Output an exact reproduction of the data.

* [DATA SECTION]:
== == ==
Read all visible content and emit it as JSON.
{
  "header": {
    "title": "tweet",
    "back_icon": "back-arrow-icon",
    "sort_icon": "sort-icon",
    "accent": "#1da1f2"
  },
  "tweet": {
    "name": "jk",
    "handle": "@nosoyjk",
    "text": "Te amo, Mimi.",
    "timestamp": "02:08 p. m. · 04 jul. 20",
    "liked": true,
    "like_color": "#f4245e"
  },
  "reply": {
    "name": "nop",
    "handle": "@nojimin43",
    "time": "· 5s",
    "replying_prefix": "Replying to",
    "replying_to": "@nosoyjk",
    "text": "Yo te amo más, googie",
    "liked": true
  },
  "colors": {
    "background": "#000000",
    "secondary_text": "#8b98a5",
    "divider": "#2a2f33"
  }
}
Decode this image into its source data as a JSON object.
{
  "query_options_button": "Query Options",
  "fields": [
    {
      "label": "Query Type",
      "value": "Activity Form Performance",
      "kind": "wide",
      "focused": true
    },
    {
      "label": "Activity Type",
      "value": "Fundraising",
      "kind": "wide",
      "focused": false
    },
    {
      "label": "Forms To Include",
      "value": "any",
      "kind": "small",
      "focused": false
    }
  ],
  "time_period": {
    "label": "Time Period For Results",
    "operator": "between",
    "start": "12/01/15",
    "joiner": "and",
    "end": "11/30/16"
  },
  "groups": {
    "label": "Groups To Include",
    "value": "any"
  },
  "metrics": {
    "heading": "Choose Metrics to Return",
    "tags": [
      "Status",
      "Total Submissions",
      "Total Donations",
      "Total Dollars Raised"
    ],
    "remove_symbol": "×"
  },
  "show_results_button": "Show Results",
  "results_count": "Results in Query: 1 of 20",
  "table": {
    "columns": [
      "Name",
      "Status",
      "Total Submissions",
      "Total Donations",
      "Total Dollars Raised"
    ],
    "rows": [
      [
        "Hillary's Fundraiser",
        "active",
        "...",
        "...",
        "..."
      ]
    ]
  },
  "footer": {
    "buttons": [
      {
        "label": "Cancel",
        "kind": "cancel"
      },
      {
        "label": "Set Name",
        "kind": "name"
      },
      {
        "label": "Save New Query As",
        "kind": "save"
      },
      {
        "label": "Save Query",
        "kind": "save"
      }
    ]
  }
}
== == ==
* [PROBLEM SOLUTION]:
Read all visible content and emit it as JSON.
{
  "header": {
    "title": "tweet",
    "back_icon": "back-arrow-icon",
    "sort_icon": "sort-icon",
    "accent": "#1da1f2"
  },
  "tweet": {
    "name": "jk",
    "handle": "@nosoyjk",
    "text": "Te amo, Mimi.",
    "timestamp": "02:08 p. m. · 04 jul. 20",
    "liked": true,
    "like_color": "#f4245e"
  },
  "reply": {
    "name": "nop",
    "handle": "@nojimin43",
    "time": "· 5s",
    "replying_prefix": "Replying to",
    "replying_to": "@nosoyjk",
    "text": "Yo te amo más, googie",
    "liked": true
  },
  "colors": {
    "background": "#000000",
    "secondary_text": "#8b98a5",
    "divider": "#2a2f33"
  }
}
Decode this image into its source data as a JSON object.
{
  "query_options_button": "Query Options",
  "fields": [
    {
      "label": "Query Type",
      "value": "Activity Form Performance",
      "kind": "wide",
      "focused": true
    },
    {
      "label": "Activity Type",
      "value": "Fundraising",
      "kind": "wide",
      "focused": false
    },
    {
      "label": "Forms To Include",
      "value": "any",
      "kind": "small",
      "focused": false
    }
  ],
  "time_period": {
    "label": "Time Period For Results",
    "operator": "between",
    "start": "12/01/15",
    "joiner": "and",
    "end": "11/30/16"
  },
  "groups": {
    "label": "Groups To Include",
    "value": "any"
  },
  "metrics": {
    "heading": "Choose Metrics to Return",
    "tags": [
      "Status",
      "Total Submissions",
      "Total Donations",
      "Total Dollars Raised"
    ],
    "remove_symbol": "×"
  },
  "show_results_button": "Show Results",
  "results_count": "Results in Query: 1 of 20",
  "table": {
    "columns": [
      "Name",
      "Status",
      "Total Submissions",
      "Total Donations",
      "Total Dollars Raised"
    ],
    "rows": [
      [
        "Hillary's Fundraiser",
        "active",
        "...",
        "...",
        "..."
      ]
    ]
  },
  "footer": {
    "buttons": [
      {
        "label": "Cancel",
        "kind": "cancel"
      },
      {
        "label": "Set Name",
        "kind": "name"
      },
      {
        "label": "Save New Query As",
        "kind": "save"
      },
      {
        "label": "Save Query",
        "kind": "save"
      }
    ]
  }
}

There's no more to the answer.